◆ **STATED TASK**
From the entries below, copy out every line with "Walter" in it.

(Dataset entries)

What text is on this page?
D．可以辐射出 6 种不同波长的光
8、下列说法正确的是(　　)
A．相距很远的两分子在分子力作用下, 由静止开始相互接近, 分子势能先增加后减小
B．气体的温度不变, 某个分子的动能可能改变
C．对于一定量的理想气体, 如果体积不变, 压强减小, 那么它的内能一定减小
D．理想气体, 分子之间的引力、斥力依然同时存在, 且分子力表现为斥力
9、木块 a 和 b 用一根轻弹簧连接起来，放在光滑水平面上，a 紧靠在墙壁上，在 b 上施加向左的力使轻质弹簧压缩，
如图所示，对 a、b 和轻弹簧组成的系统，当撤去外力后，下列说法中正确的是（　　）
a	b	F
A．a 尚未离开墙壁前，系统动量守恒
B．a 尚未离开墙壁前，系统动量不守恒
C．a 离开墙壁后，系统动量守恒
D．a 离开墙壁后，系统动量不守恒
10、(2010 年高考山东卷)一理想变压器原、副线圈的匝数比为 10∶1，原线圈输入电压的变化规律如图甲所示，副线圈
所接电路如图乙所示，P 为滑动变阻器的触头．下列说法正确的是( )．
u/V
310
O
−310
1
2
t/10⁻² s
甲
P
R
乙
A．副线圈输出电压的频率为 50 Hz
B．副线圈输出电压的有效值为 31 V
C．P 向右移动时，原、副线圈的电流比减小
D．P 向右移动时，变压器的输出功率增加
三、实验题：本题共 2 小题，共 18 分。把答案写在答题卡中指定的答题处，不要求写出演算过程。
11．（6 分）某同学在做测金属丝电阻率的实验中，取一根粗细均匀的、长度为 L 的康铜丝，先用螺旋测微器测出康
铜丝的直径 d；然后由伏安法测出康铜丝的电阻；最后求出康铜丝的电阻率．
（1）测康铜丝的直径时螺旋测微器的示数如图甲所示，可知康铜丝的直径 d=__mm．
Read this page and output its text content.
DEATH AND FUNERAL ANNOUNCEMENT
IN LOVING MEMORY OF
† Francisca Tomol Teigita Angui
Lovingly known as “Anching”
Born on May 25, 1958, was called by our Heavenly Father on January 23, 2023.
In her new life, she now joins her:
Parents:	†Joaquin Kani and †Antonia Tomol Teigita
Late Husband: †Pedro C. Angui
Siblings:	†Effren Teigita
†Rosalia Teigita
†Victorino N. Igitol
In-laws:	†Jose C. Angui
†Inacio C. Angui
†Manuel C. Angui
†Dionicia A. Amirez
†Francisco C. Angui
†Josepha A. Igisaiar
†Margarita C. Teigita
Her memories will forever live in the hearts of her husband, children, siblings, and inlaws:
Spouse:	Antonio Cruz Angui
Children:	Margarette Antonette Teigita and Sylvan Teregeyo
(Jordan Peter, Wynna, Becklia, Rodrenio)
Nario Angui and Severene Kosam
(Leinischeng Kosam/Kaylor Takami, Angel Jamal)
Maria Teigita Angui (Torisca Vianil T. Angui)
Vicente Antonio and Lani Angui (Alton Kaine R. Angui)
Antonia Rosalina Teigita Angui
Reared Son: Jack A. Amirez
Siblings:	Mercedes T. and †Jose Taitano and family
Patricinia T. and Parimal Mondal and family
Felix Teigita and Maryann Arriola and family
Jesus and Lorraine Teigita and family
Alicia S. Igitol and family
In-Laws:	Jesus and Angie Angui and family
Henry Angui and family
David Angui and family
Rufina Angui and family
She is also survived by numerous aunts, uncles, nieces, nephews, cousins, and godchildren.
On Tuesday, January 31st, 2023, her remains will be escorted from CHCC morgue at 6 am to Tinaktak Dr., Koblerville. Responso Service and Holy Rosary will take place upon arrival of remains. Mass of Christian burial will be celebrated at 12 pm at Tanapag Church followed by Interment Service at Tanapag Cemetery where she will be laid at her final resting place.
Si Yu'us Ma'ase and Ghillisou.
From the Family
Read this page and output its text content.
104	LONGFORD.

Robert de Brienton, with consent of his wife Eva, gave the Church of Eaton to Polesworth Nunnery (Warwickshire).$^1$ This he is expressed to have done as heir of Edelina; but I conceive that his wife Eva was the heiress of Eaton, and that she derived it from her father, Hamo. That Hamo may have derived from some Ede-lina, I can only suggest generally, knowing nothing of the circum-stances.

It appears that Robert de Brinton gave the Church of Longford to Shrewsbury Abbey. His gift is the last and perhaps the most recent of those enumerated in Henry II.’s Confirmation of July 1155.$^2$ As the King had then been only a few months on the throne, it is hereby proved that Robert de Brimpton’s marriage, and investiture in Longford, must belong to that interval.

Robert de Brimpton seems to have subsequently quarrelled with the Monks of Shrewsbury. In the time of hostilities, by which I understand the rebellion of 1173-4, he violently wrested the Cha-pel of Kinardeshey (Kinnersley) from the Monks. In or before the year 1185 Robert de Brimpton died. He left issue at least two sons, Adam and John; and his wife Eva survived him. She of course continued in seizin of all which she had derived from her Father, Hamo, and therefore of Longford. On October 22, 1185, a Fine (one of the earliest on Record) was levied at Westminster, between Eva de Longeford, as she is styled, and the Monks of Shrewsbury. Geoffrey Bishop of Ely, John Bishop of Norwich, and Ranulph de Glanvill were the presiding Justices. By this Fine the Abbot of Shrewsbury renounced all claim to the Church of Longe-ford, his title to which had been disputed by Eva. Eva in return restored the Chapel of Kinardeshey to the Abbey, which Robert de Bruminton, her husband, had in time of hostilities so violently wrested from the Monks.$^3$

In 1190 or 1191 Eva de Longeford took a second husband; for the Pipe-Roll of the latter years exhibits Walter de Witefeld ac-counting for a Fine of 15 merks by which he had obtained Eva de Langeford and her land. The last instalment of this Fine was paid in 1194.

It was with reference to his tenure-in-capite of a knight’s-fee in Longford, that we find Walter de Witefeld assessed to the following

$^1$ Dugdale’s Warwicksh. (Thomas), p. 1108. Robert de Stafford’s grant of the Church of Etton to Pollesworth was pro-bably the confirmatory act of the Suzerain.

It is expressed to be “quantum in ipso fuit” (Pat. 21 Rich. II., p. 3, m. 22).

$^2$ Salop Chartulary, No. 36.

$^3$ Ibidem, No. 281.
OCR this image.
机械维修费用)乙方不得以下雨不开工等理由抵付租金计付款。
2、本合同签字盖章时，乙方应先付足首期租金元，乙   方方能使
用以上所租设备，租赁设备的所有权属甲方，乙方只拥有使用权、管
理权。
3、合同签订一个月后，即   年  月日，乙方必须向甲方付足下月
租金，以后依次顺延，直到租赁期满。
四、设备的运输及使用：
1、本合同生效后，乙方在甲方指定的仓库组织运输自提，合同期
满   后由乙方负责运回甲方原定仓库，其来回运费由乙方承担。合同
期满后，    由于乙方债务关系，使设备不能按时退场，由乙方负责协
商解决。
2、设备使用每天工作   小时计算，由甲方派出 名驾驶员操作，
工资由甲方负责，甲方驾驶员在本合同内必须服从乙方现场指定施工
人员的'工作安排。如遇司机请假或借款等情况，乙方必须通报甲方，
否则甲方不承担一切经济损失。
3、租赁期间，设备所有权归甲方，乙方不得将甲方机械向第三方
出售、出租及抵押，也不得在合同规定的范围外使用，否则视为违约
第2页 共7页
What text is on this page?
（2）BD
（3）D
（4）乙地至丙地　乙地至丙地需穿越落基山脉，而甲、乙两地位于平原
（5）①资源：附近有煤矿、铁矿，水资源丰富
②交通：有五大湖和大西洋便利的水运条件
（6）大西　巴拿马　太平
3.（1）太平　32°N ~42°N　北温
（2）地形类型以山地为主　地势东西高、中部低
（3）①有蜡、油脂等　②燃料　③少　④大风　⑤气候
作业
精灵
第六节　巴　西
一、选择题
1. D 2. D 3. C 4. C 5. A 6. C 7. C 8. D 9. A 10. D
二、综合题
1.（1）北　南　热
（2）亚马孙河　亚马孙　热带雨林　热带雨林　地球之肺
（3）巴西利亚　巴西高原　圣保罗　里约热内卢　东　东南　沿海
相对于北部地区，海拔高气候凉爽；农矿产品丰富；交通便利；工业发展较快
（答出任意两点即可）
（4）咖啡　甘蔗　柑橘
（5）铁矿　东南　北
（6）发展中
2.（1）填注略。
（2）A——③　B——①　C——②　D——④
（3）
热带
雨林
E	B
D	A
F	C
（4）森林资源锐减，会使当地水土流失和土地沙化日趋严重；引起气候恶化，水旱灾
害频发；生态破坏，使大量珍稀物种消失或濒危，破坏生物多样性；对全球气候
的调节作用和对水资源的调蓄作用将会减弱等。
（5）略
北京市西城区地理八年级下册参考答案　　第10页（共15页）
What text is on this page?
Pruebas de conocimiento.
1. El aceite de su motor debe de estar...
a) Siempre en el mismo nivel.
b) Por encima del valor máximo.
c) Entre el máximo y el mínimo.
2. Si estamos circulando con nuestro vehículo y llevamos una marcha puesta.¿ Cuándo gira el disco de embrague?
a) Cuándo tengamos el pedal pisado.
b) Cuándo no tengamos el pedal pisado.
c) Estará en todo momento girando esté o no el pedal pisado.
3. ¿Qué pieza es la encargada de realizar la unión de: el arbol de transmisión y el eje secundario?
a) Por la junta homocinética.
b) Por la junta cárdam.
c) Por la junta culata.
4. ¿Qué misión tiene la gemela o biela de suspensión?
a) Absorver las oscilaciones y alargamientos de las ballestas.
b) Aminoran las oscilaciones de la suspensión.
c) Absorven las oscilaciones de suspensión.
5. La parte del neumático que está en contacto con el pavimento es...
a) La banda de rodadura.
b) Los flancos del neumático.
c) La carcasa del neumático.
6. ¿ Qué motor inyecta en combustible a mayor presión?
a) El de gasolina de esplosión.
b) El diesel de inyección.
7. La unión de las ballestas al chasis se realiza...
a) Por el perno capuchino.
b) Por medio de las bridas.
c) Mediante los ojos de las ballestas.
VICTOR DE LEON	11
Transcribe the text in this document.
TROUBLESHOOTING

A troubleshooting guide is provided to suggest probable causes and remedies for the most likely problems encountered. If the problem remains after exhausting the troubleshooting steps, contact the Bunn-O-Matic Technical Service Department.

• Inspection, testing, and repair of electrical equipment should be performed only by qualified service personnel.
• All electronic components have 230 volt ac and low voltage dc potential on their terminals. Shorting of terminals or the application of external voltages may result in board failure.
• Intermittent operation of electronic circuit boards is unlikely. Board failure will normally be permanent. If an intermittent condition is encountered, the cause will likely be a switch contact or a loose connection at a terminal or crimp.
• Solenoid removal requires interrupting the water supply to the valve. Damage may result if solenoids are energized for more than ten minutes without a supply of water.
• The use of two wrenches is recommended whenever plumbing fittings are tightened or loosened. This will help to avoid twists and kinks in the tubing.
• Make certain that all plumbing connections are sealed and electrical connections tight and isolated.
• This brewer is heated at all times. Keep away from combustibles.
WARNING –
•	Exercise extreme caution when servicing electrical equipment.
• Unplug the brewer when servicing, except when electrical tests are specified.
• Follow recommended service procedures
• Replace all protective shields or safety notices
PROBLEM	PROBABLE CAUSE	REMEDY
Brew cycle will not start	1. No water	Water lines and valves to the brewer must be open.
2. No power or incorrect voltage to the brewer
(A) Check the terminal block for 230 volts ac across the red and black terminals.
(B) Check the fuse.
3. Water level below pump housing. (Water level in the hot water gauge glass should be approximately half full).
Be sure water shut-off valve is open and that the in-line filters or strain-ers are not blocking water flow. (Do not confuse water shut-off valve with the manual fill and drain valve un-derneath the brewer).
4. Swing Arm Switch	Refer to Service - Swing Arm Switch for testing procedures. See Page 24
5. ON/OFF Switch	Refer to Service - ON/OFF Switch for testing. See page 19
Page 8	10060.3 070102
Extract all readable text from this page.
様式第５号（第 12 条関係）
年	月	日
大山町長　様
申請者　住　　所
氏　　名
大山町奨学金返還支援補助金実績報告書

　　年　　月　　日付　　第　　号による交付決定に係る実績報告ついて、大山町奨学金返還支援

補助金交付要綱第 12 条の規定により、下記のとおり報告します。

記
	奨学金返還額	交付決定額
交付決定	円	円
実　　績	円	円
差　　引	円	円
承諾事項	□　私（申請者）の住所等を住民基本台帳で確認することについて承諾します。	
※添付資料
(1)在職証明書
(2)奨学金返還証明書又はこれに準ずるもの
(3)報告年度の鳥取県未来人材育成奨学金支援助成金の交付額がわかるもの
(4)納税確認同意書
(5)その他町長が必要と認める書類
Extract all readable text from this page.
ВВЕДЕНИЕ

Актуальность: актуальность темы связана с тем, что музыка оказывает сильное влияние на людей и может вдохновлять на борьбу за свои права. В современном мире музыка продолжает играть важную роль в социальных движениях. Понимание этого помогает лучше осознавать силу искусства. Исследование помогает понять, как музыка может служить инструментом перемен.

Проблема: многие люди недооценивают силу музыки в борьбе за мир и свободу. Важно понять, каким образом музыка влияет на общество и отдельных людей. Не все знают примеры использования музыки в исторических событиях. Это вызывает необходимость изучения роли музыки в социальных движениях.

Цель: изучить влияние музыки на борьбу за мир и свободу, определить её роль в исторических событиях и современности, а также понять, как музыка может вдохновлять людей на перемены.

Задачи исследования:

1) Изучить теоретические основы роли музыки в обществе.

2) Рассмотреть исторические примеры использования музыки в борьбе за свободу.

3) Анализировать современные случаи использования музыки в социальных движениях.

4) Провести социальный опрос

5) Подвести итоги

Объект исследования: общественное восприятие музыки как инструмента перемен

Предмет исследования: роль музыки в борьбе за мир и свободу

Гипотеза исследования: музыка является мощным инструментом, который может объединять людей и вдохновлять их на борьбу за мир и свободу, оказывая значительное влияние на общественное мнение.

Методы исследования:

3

◆ **RESPONSE**
In 1190 or 1191 Eva de Longeford took a second husband; for the Pipe-Roll of the latter years exhibits Walter de Witefeld ac-counting for a Fine of 15 merks by which he had obtained Eva de Langeford and her land. The last instalment of this Fine was paid in 1194.
It was with reference to his tenure-in-capite of a knight’s-fee in Longford, that we find Walter de Witefeld assessed to the following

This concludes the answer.